Task instructions ->
Pick out the lines below that include the string "Ausschnitt".

Material ->
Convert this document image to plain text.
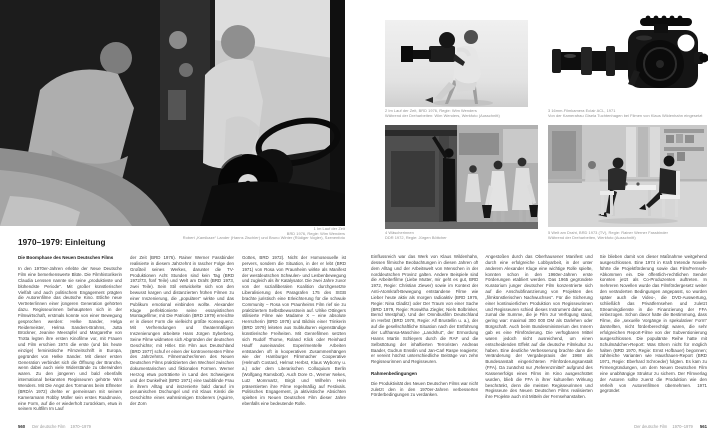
1 Im Lauf der Zeit
BRD 1976, Regie: Wim Wenders
Robert „Kamikaze“ Lander (Hanns Zischler) und Bruno Winter (Rüdiger Vogler), Szenenfoto
1970–1979: Einleitung
Die Boomphase des Neuen Deutschen Films

In den 1970er-Jahren erlebte der Neue Deutsche Film eine bemerkenswerte Blüte. Die Filmhistorikerin Claudia Lenssen nannte sie seine „produktivste und blühendste Periode“. Mit großer künstlerischer Vielfalt und auch politischem Engagement prägten die Autorenfilme das deutsche Kino. Etliche neue Vertreter/innen einer jüngeren Generation gehörten dazu. Regisseurinnen behaupteten sich in der Filmwirtschaft, erstmals konnte von einer Bewegung gesprochen werden: Helke Sander, Helga Reidemeister, Helma Sanders-Brahms, Jutta Brückner, Jeanine Meerapfel und Margarethe von Trotta legten ihre ersten Kinofilme vor, mit Frauen und Film erschien 1974 die erste (und bis heute einzige) feministische Filmzeitschrift in Europa, gegründet von Helke Sander. Mit dieser ersten Generation verbindet sich die Öffnung der Branche, wenn dabei auch viele Widerstände zu überwinden waren. Zu den jüngeren und bald ebenfalls international bekannten Regisseuren gehörte Wim Wenders. Mit Die Angst des Tormanns beim Elfmeter (BRD/A 1972) drehte er gemeinsam mit seinem Kameramann Robby Müller sein erstes Roadmovie, eine Form, auf die er wiederholt zurückkam, etwa in seinem Kultfilm Im Lauf

der Zeit (BRD 1976). Rainer Werner Fassbinder realisierte in diesem Jahrzehnt in rascher Folge den Großteil seines Werkes, darunter die TV-Produktionen Acht Stunden sind kein Tag (BRD 1972/73, fünf Teile) und Welt am Draht (BRD 1973, zwei Teile). Sein Stil entwickelte sich von den bewusst kargen und distanzierten frühen Filmen zu einer Inszenierung, die „populärer“ wirkte und das Publikum emotional einbinden wollte. Alexander Kluge perfektionierte seine essayistischen Montagefilme; mit Die Patriotin (BRD 1979) erreichte er in dieser Form die vielleicht größte Konsequenz. Mit Verfremdungen und theatermäßigen Inszenierungen arbeitete Hans Jürgen Syberberg. Seine Filme widmeten sich Abgründen der deutschen Geschichte; mit Hitler. Ein Film aus Deutschland (BRD 1977) schuf er einen der kontroversesten Filme des Jahrzehnts. Filmemacher/innen des Neuen Deutschen Films praktizierten den Wechsel zwischen dokumentarischen und fiktionalen Formen. Werner Herzog etwa porträtierte in Land des Schweigens und der Dunkelheit (BRD 1971) eine taubblinde Frau in ihrem Alltag und inszenierte bald darauf im peruanischen Dschungel und mit Klaus Kinski die Geschichte eines wahnsinnigen Eroberers (Aguirre, der Zorn

Gottes, BRD 1972). Nicht der Homosexuelle ist pervers, sondern die Situation, in der er lebt (BRD 1971) von Rosa von Praunheim wirkte als Manifest der westdeutschen Schwulen- und Lesbenbewegung und zugleich als ihr Katalysator. Die zwei Jahre zuvor von der sozialliberalen Koalition durchgesetzte Liberalisierung des Paragrafen 175 des StGB brachte juristisch eine Erleichterung für die schwule Community – Rosa von Praunheims Film rief sie zu praktiziertem Selbstbewusstsein auf. Ulrike Ottingers stilisierte Filme wie Madame X – eine absolute Herrscherin (BRD 1978) und Bildnis einer Trinkerin (BRD 1979) leiteten aus Subkulturen eigenständige künstlerische Freiheiten. Mit Genrefilmen setzten sich Rudolf Thome, Roland Klick oder Reinhard Hauff auseinander. Experimentelle Arbeiten entstanden oft in kooperativen Zusammenhängen wie der Hamburger Filmmacher Cooperative (Helmuth Costard, Helmut Herbst, Klaus Wyborny u. a.) oder dem Literarischen Colloquium Berlin (Wolfgang Ramsbott). Auch Dore O., Werner Nekes, Lutz Mommartz, Birgit und Wilhelm Hein präsentierten ihre Filme regelmäßig auf Festivals. Politisches Engagement, ja aktivistische Absichten spielten im Neuen Deutschen Film dieser Jahre ebenfalls eine bedeutende Rolle.

560 Der deutsche Film 1970–1979
2 Im Lauf der Zeit, BRD 1976, Regie: Wim Wenders
Während der Dreharbeiten: Wim Wenders, Werkfoto (Ausschnitt)
3 16mm-Filmkamera Eclair ACL, 1971
Von der Kamerafrau Gisela Tuchtenhagen bei Filmen von Klaus Wildenhahn eingesetzt
4 Wäscherinnen
DDR 1972, Regie: Jürgen Böttcher
5 Welt am Draht, BRD 1973 (TV), Regie: Rainer Werner Fassbinder
Während der Dreharbeiten, Werkfoto (Ausschnitt)

Einflussreich war das Werk von Klaus Wildenhahn, dessen filmische Beobachtungen in diesen Jahren oft dem Alltag und der Arbeitswelt von Menschen in der norddeutschen Provinz galten. Andere Beispiele sind die Arbeiterfilme (Liebe Mutter, mir geht es gut, BRD 1972, Regie: Christian Ziewer) sowie im Kontext der Anti-Atomkraft-Bewegung entstandene Filme wie Lieber heute aktiv als morgen radioaktiv (BRD 1976, Regie: Nina Gladitz) oder Der Traum von einer Sache (BRD 1979, Regie: Roswitha Ziegler, Niels Bolbrinker, Bernd Westphal). Und der Omnibusfilm Deutschland im Herbst (BRD 1978, Regie: Alf Brustellin u. a.), der auf die gesellschaftliche Situation nach der Entführung der Lufthansa-Maschine „Landshut“, der Ermordung Hanns Martin Schleyers durch die RAF und die Selbsttötung der inhaftierten Terroristen Andreas Baader, Gudrun Ensslin und Jan-Carl Raspe reagierte; er vereint höchst unterschiedliche Beiträge von zehn Regisseurinnen und Regisseuren.

Rahmenbedingungen

Die Produktivität des Neuen Deutschen Films war nicht zuletzt den in den 1970er-Jahren verbesserten Förderbedingungen zu verdanken.

Angestoßen durch das Oberhausener Manifest und durch eine erfolgreiche Lobbyarbeit, in der unter anderem Alexander Kluge eine wichtige Rolle spielte, konnten schon in den 1960er-Jahren erste Förderungen etabliert werden. Das 1965 gegründete Kuratorium junger deutscher Film konzentrierte sich auf die Anschubfinanzierung von Projekten des „filmkünstlerischen Nachwuchses“. Für die Sicherung einer kontinuierlichen Produktion von Regisseurinnen und Regisseuren schied dieses Instrument daher aus, zumal die Summe, die je Film zur Verfügung stand, gering war: maximal 300 000 DM als Darlehen oder Bürgschaft. Auch beim Bundesministerium des Innern gab es eine Filmförderung. Die verfügbaren Mittel waren jedoch nicht ausreichend, um einen entscheidenden Effekt auf die deutsche Filmkultur zu haben. Eine deutliche Verbesserung brachte dann die Veränderung der Vergabepraxis der 1968 als Bundesanstalt eingerichteten Filmförderungsanstalt (FFA). Da zunächst nur „Referenzmittel“ aufgrund des Kassenerfolgs eines Films im Kino ausgeschüttet wurden, blieb die FFA in ihrer kulturellen Wirkung beschränkt, denn die meisten Regisseurinnen und Regisseure des Neuen Deutschen Films realisierten ihre Projekte auch mit Mitteln der Fernsehanstalten.

Sie blieben damit von dieser Maßnahme weitgehend ausgeschlossen. Eine 1974 in Kraft tretende Novelle führte die Projektförderung sowie das Film/Fernseh-Abkommen ein. Die öffentlich-rechtlichen Sender konnten jetzt als Co-Produzenten auftreten. In mehreren Novellen wurde das Filmfördergesetz weiter den veränderten Bedingungen angepasst, so wurden später auch die Video-, die DVD-Auswertung, schließlich das Privatfernsehen und zuletzt Streamingdienste in die Finanzierung der FFA einbezogen. Schon davor hatte die Bestimmung, dass Filme, die „sexuelle Vorgänge in spekulativer Form“ darstellten, nicht förderberechtigt waren, die sehr erfolgreichen Report-Filme von der Subventionierung ausgeschlossen. Die populärste Reihe hatte mit Schulmädchen-Report: Was Eltern nicht für möglich halten (BRD 1970, Regie: Ernst Hofbauer) begonnen; zahlreiche Varianten wie Hausfrauen-Report (BRD 1971, Regie: Eberhard Schroeder) folgten. Es kam zu Firmengründungen, um dem Neuen Deutschen Film eine unabhängige Struktur zu sichern. Der Filmverlag der Autoren sollte zuerst die Produktion wie den Verleih von Autorenfilmen übernehmen. 1971 gegründet

Der deutsche Film 1970–1979 561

Full output ->
Während der Dreharbeiten: Wim Wenders, Werkfoto (Ausschnitt)
Während der Dreharbeiten, Werkfoto (Ausschnitt)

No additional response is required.